(Lines of data)
****

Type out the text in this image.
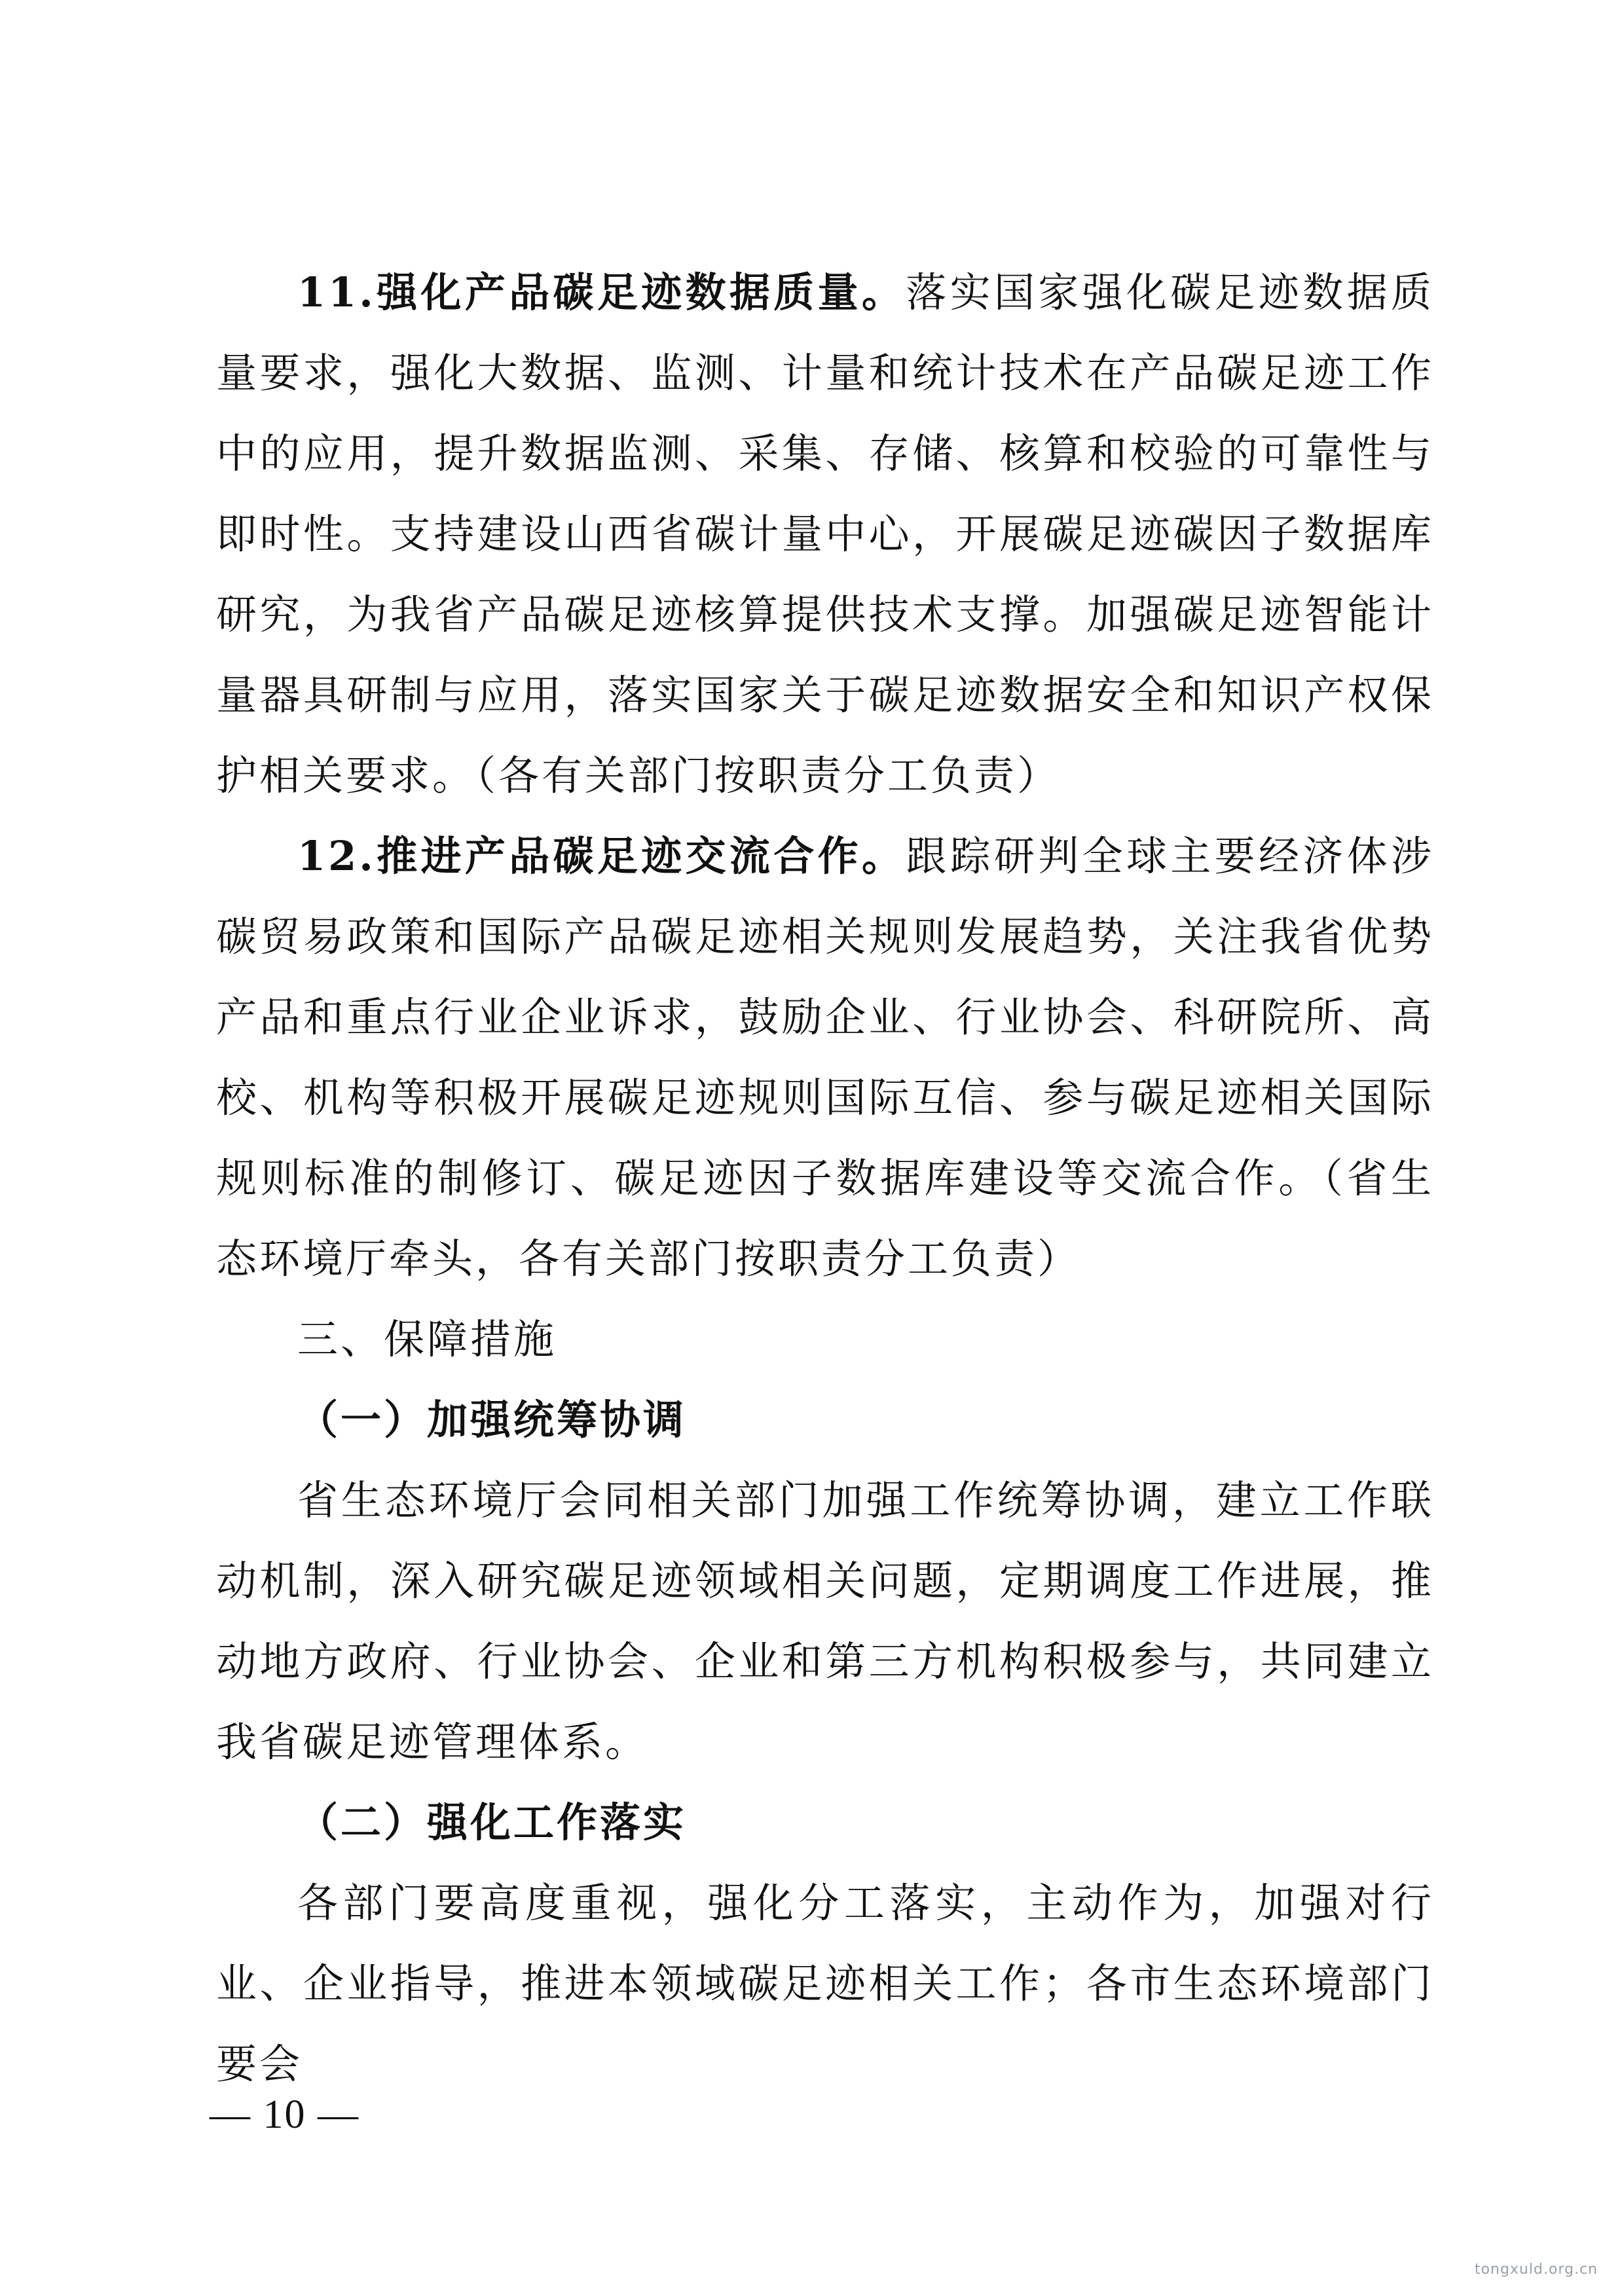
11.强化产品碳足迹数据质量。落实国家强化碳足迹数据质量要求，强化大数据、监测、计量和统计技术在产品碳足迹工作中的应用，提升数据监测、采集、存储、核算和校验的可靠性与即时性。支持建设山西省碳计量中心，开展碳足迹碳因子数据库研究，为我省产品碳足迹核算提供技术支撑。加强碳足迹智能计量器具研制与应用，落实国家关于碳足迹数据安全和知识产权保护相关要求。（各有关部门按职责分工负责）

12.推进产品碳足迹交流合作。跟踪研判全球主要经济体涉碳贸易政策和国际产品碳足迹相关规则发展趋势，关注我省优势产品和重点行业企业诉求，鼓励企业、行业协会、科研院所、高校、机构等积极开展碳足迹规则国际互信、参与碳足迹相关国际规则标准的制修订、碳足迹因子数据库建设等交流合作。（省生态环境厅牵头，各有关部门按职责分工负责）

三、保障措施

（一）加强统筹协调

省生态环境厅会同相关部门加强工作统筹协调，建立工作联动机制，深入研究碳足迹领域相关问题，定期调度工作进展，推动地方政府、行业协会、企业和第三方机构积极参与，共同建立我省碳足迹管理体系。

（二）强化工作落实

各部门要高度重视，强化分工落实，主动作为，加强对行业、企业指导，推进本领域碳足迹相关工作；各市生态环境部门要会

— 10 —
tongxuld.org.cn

****

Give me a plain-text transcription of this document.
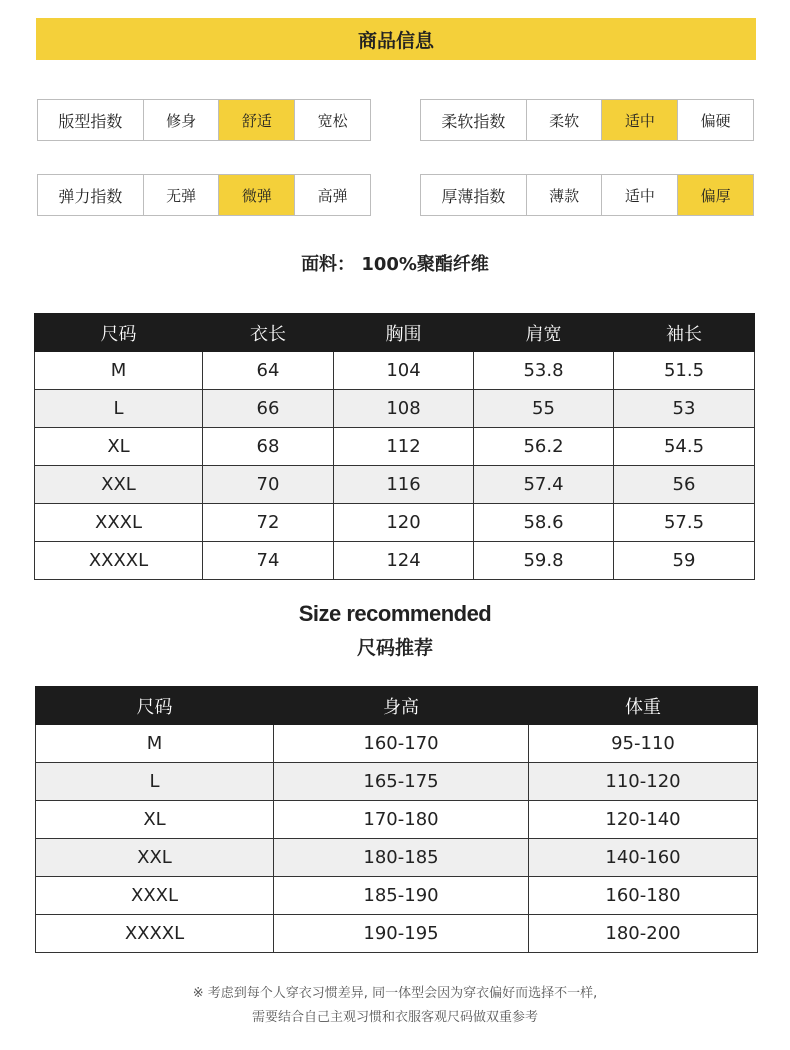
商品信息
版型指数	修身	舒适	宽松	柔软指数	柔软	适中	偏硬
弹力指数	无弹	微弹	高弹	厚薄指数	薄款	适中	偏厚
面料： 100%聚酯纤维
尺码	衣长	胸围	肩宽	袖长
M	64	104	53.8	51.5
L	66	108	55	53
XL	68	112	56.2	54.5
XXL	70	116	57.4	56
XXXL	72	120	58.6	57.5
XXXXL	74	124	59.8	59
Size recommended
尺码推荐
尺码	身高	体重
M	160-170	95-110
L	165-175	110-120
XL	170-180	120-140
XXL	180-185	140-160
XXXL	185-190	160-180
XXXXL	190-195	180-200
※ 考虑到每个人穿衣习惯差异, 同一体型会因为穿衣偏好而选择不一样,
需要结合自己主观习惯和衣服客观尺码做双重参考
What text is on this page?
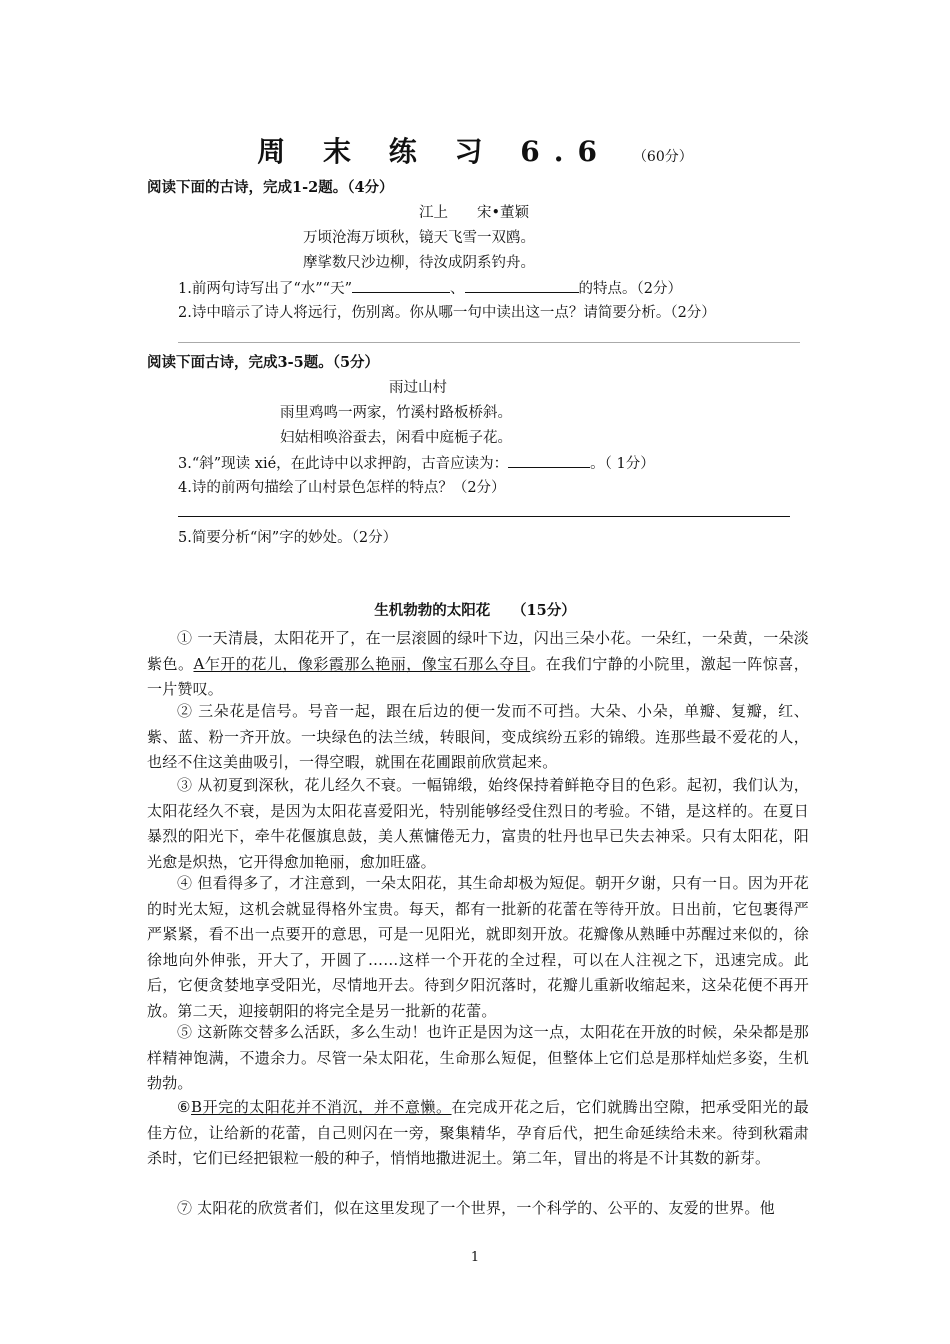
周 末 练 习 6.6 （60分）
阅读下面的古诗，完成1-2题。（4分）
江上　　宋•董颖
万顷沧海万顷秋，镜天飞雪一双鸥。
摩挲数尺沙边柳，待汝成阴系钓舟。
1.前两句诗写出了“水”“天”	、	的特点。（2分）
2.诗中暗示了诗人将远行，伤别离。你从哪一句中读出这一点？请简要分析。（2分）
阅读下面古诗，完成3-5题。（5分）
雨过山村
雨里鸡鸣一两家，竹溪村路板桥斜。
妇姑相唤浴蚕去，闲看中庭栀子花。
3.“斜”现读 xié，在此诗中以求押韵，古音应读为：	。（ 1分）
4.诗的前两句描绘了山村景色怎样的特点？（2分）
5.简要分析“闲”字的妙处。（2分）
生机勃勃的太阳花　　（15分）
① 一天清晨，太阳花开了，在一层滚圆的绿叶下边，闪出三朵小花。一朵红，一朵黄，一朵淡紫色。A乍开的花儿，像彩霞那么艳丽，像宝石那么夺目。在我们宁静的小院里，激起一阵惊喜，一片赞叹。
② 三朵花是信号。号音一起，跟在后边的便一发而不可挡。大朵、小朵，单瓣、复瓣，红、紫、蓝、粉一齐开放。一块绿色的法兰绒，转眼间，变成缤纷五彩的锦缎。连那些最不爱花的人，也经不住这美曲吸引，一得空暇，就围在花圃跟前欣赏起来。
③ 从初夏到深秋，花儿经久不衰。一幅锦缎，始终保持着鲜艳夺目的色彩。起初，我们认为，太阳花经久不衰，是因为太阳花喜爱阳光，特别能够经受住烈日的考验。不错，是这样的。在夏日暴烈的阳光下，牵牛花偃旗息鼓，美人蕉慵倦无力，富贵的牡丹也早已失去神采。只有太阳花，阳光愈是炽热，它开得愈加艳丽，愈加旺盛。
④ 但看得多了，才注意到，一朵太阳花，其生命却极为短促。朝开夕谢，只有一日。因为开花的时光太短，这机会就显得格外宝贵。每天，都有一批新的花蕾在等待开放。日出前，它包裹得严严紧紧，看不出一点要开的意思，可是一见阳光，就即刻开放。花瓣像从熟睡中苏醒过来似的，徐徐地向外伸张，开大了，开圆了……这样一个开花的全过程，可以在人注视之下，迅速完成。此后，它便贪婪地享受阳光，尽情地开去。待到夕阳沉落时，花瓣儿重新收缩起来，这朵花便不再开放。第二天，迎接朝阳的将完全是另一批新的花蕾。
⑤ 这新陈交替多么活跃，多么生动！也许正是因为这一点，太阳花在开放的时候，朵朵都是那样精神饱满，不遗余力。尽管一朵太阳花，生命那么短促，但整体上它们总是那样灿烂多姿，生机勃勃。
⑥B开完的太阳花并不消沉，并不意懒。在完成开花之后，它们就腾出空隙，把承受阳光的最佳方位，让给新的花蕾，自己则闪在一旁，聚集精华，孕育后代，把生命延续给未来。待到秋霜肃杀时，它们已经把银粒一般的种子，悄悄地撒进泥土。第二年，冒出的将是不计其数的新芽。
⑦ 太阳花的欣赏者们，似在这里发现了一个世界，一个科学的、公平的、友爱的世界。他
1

****

- **Your objective**:
Show every line in the records above that contains the word "text".

- **The result**:
Type out the text in this image.
Give me a plain-text transcription of this document.
What text is on this page?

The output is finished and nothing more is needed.